Copy every line of the listing below word for word, without changing anything.

>> Begin RECORDS TO PROCESS

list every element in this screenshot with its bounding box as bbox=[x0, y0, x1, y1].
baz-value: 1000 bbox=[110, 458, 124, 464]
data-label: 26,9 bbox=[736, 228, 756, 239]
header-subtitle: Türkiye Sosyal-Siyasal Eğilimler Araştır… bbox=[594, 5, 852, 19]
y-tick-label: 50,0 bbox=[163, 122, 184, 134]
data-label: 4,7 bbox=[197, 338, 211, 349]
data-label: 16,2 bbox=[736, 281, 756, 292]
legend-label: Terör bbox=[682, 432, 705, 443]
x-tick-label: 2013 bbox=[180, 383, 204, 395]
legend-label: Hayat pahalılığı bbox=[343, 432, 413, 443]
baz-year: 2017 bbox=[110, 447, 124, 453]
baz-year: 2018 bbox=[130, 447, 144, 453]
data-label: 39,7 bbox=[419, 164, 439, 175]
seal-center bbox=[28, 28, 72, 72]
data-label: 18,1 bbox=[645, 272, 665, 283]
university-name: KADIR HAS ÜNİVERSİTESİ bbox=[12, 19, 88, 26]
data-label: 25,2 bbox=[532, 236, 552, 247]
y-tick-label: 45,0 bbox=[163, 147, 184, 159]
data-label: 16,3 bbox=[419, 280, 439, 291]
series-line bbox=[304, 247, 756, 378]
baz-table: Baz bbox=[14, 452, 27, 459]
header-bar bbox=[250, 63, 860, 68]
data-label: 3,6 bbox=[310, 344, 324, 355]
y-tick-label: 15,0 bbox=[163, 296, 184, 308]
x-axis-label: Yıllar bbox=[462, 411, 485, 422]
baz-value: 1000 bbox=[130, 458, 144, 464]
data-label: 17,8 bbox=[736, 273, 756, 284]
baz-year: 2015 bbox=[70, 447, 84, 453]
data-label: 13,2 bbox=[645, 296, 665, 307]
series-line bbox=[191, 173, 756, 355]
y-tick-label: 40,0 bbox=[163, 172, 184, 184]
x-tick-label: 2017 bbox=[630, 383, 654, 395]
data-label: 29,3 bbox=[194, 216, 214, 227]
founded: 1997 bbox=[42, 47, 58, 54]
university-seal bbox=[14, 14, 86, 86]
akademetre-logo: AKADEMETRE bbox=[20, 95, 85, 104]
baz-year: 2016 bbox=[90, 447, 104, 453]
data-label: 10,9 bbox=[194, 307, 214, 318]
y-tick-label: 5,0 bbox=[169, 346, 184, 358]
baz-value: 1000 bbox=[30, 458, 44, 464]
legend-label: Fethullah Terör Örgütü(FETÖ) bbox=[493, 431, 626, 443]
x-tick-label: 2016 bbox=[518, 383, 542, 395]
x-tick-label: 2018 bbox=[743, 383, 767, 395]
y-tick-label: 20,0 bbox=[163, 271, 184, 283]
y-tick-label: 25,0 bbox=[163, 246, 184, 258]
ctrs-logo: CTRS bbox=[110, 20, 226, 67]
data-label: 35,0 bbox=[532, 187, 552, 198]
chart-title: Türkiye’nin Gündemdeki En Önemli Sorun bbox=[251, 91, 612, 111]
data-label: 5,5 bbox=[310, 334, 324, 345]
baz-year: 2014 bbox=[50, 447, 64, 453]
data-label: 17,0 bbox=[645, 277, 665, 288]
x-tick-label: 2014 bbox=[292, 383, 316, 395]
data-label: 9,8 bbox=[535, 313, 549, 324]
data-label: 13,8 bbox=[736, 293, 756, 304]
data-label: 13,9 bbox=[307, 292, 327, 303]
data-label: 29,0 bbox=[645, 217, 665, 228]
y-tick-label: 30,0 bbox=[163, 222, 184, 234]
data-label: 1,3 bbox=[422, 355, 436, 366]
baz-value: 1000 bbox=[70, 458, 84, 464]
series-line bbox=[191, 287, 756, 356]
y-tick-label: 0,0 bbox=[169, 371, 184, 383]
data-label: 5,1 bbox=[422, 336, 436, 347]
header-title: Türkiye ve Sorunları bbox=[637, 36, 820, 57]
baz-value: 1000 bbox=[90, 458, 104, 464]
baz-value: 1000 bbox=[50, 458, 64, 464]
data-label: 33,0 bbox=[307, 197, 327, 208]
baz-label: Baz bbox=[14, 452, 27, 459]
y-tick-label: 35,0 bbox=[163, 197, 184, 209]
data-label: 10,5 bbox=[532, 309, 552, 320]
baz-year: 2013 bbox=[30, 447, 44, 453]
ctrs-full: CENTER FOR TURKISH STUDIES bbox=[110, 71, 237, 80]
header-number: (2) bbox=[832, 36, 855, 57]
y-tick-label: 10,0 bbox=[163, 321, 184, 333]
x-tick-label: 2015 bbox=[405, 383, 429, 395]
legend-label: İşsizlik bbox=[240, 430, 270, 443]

>> End RECORDS TO PROCESS

* EXERCISE RESULT:
list every element in this screenshot with its bounding box as bbox=[x0, y0, x1, y1].
baz-value: 1000 bbox=[110, 458, 124, 464]
data-label: 26,9 bbox=[736, 228, 756, 239]
header-subtitle: Türkiye Sosyal-Siyasal Eğilimler Araştır… bbox=[594, 5, 852, 19]
y-tick-label: 50,0 bbox=[163, 122, 184, 134]
data-label: 4,7 bbox=[197, 338, 211, 349]
data-label: 16,2 bbox=[736, 281, 756, 292]
legend-label: Terör bbox=[682, 432, 705, 443]
x-tick-label: 2013 bbox=[180, 383, 204, 395]
legend-label: Hayat pahalılığı bbox=[343, 432, 413, 443]
baz-year: 2017 bbox=[110, 447, 124, 453]
baz-year: 2018 bbox=[130, 447, 144, 453]
data-label: 39,7 bbox=[419, 164, 439, 175]
seal-center bbox=[28, 28, 72, 72]
data-label: 18,1 bbox=[645, 272, 665, 283]
university-name: KADIR HAS ÜNİVERSİTESİ bbox=[12, 19, 88, 26]
data-label: 25,2 bbox=[532, 236, 552, 247]
y-tick-label: 45,0 bbox=[163, 147, 184, 159]
data-label: 16,3 bbox=[419, 280, 439, 291]
series-line bbox=[304, 247, 756, 378]
baz-table: Baz bbox=[14, 452, 27, 459]
header-bar bbox=[250, 63, 860, 68]
data-label: 3,6 bbox=[310, 344, 324, 355]
y-tick-label: 15,0 bbox=[163, 296, 184, 308]
x-axis-label: Yıllar bbox=[462, 411, 485, 422]
baz-value: 1000 bbox=[130, 458, 144, 464]
data-label: 17,8 bbox=[736, 273, 756, 284]
baz-year: 2015 bbox=[70, 447, 84, 453]
data-label: 13,2 bbox=[645, 296, 665, 307]
series-line bbox=[191, 173, 756, 355]
y-tick-label: 40,0 bbox=[163, 172, 184, 184]
x-tick-label: 2017 bbox=[630, 383, 654, 395]
data-label: 29,3 bbox=[194, 216, 214, 227]
founded: 1997 bbox=[42, 47, 58, 54]
university-seal bbox=[14, 14, 86, 86]
akademetre-logo: AKADEMETRE bbox=[20, 95, 85, 104]
baz-year: 2016 bbox=[90, 447, 104, 453]
data-label: 10,9 bbox=[194, 307, 214, 318]
y-tick-label: 5,0 bbox=[169, 346, 184, 358]
baz-value: 1000 bbox=[30, 458, 44, 464]
legend-label: Fethullah Terör Örgütü(FETÖ) bbox=[493, 431, 626, 443]
x-tick-label: 2016 bbox=[518, 383, 542, 395]
x-tick-label: 2018 bbox=[743, 383, 767, 395]
y-tick-label: 20,0 bbox=[163, 271, 184, 283]
y-tick-label: 25,0 bbox=[163, 246, 184, 258]
ctrs-logo: CTRS bbox=[110, 20, 226, 67]
data-label: 35,0 bbox=[532, 187, 552, 198]
chart-title: Türkiye’nin Gündemdeki En Önemli Sorun bbox=[251, 91, 612, 111]
data-label: 5,5 bbox=[310, 334, 324, 345]
baz-year: 2014 bbox=[50, 447, 64, 453]
data-label: 17,0 bbox=[645, 277, 665, 288]
x-tick-label: 2014 bbox=[292, 383, 316, 395]
data-label: 9,8 bbox=[535, 313, 549, 324]
data-label: 13,8 bbox=[736, 293, 756, 304]
data-label: 13,9 bbox=[307, 292, 327, 303]
data-label: 29,0 bbox=[645, 217, 665, 228]
y-tick-label: 30,0 bbox=[163, 222, 184, 234]
data-label: 1,3 bbox=[422, 355, 436, 366]
baz-value: 1000 bbox=[70, 458, 84, 464]
series-line bbox=[191, 287, 756, 356]
y-tick-label: 0,0 bbox=[169, 371, 184, 383]
data-label: 5,1 bbox=[422, 336, 436, 347]
header-title: Türkiye ve Sorunları bbox=[637, 36, 820, 57]
baz-value: 1000 bbox=[90, 458, 104, 464]
baz-value: 1000 bbox=[50, 458, 64, 464]
data-label: 33,0 bbox=[307, 197, 327, 208]
baz-label: Baz bbox=[14, 452, 27, 459]
y-tick-label: 35,0 bbox=[163, 197, 184, 209]
data-label: 10,5 bbox=[532, 309, 552, 320]
baz-year: 2013 bbox=[30, 447, 44, 453]
ctrs-full: CENTER FOR TURKISH STUDIES bbox=[110, 71, 237, 80]
header-number: (2) bbox=[832, 36, 855, 57]
y-tick-label: 10,0 bbox=[163, 321, 184, 333]
x-tick-label: 2015 bbox=[405, 383, 429, 395]
legend-label: İşsizlik bbox=[240, 430, 270, 443]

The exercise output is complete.